Start of Material provided

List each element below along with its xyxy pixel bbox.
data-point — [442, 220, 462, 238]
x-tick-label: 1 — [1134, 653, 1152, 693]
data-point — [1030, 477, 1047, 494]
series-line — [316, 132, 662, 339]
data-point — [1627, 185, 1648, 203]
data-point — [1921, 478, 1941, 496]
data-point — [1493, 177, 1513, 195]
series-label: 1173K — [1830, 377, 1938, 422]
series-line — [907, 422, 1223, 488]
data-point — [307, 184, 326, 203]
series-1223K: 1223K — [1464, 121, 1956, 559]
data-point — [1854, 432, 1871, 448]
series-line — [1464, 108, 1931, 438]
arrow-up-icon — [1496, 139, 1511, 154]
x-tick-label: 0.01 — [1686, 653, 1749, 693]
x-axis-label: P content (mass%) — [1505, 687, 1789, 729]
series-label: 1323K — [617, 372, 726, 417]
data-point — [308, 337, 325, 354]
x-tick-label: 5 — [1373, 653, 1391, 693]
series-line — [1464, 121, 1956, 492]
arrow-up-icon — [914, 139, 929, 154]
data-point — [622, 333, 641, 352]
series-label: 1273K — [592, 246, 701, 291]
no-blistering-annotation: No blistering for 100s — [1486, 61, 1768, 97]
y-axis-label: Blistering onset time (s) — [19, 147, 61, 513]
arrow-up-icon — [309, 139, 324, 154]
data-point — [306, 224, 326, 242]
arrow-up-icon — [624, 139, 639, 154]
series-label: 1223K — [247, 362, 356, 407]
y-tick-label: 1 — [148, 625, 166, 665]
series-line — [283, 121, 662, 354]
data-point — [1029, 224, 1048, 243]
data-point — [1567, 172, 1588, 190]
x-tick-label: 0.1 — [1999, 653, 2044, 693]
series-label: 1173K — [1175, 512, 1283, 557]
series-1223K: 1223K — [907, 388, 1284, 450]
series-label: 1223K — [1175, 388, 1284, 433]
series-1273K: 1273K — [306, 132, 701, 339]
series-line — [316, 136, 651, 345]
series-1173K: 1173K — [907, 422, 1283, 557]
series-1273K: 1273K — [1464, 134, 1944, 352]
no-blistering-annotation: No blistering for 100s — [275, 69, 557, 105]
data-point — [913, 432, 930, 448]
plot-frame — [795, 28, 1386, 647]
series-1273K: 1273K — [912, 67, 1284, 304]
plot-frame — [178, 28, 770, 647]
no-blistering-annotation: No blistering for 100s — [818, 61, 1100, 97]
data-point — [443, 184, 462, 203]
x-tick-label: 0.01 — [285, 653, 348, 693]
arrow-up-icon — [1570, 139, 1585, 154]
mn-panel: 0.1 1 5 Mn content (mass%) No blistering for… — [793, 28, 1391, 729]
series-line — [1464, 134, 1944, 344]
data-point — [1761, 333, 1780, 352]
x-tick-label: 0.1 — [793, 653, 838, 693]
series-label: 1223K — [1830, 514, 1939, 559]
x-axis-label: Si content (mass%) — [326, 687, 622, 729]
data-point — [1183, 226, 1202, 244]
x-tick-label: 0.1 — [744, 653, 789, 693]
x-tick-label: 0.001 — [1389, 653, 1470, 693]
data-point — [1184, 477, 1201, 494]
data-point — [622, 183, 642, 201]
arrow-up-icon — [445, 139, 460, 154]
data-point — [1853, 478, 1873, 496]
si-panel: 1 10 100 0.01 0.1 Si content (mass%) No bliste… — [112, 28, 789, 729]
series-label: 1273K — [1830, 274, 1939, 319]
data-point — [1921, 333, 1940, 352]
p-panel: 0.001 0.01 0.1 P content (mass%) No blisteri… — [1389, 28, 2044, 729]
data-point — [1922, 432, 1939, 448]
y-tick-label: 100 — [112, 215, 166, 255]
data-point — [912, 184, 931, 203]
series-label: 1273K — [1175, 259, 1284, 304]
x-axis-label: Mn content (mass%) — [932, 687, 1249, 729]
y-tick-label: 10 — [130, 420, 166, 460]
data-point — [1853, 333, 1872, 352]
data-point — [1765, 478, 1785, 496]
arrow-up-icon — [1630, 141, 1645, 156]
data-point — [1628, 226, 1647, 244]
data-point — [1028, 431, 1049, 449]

End of Material provided

▸ **What the task requires**:
Print every line of the items above verbatim, preserving each character, bracket, and number without alteration.

▸ **Written solution**:
List each element below along with its xyxy pixel bbox.
data-point — [442, 220, 462, 238]
x-tick-label: 1 — [1134, 653, 1152, 693]
data-point — [1030, 477, 1047, 494]
series-line — [316, 132, 662, 339]
data-point — [1627, 185, 1648, 203]
data-point — [1921, 478, 1941, 496]
data-point — [1493, 177, 1513, 195]
series-label: 1173K — [1830, 377, 1938, 422]
series-line — [907, 422, 1223, 488]
data-point — [307, 184, 326, 203]
series-1223K: 1223K — [1464, 121, 1956, 559]
data-point — [1854, 432, 1871, 448]
series-line — [1464, 108, 1931, 438]
arrow-up-icon — [1496, 139, 1511, 154]
x-tick-label: 0.01 — [1686, 653, 1749, 693]
x-axis-label: P content (mass%) — [1505, 687, 1789, 729]
series-label: 1323K — [617, 372, 726, 417]
data-point — [308, 337, 325, 354]
x-tick-label: 5 — [1373, 653, 1391, 693]
series-line — [1464, 121, 1956, 492]
arrow-up-icon — [914, 139, 929, 154]
data-point — [622, 333, 641, 352]
series-label: 1273K — [592, 246, 701, 291]
no-blistering-annotation: No blistering for 100s — [1486, 61, 1768, 97]
y-axis-label: Blistering onset time (s) — [19, 147, 61, 513]
arrow-up-icon — [309, 139, 324, 154]
data-point — [306, 224, 326, 242]
arrow-up-icon — [624, 139, 639, 154]
series-label: 1223K — [247, 362, 356, 407]
y-tick-label: 1 — [148, 625, 166, 665]
series-line — [283, 121, 662, 354]
data-point — [1029, 224, 1048, 243]
data-point — [1567, 172, 1588, 190]
x-tick-label: 0.1 — [1999, 653, 2044, 693]
series-label: 1173K — [1175, 512, 1283, 557]
series-1223K: 1223K — [907, 388, 1284, 450]
series-label: 1223K — [1175, 388, 1284, 433]
series-1273K: 1273K — [306, 132, 701, 339]
series-line — [316, 136, 651, 345]
series-1173K: 1173K — [907, 422, 1283, 557]
series-1273K: 1273K — [1464, 134, 1944, 352]
no-blistering-annotation: No blistering for 100s — [275, 69, 557, 105]
data-point — [913, 432, 930, 448]
plot-frame — [795, 28, 1386, 647]
series-1273K: 1273K — [912, 67, 1284, 304]
plot-frame — [178, 28, 770, 647]
no-blistering-annotation: No blistering for 100s — [818, 61, 1100, 97]
data-point — [443, 184, 462, 203]
x-tick-label: 0.01 — [285, 653, 348, 693]
arrow-up-icon — [1570, 139, 1585, 154]
mn-panel: 0.1 1 5 Mn content (mass%) No blistering for… — [793, 28, 1391, 729]
series-line — [1464, 134, 1944, 344]
data-point — [1761, 333, 1780, 352]
x-tick-label: 0.1 — [793, 653, 838, 693]
series-label: 1223K — [1830, 514, 1939, 559]
x-axis-label: Si content (mass%) — [326, 687, 622, 729]
data-point — [1183, 226, 1202, 244]
x-tick-label: 0.1 — [744, 653, 789, 693]
x-tick-label: 0.001 — [1389, 653, 1470, 693]
data-point — [1184, 477, 1201, 494]
data-point — [622, 183, 642, 201]
arrow-up-icon — [445, 139, 460, 154]
data-point — [1853, 478, 1873, 496]
si-panel: 1 10 100 0.01 0.1 Si content (mass%) No bliste… — [112, 28, 789, 729]
series-label: 1273K — [1830, 274, 1939, 319]
data-point — [1921, 333, 1940, 352]
p-panel: 0.001 0.01 0.1 P content (mass%) No blisteri… — [1389, 28, 2044, 729]
data-point — [1922, 432, 1939, 448]
y-tick-label: 100 — [112, 215, 166, 255]
data-point — [912, 184, 931, 203]
series-label: 1273K — [1175, 259, 1284, 304]
x-axis-label: Mn content (mass%) — [932, 687, 1249, 729]
y-tick-label: 10 — [130, 420, 166, 460]
data-point — [1853, 333, 1872, 352]
data-point — [1765, 478, 1785, 496]
arrow-up-icon — [1630, 141, 1645, 156]
data-point — [1628, 226, 1647, 244]
data-point — [1028, 431, 1049, 449]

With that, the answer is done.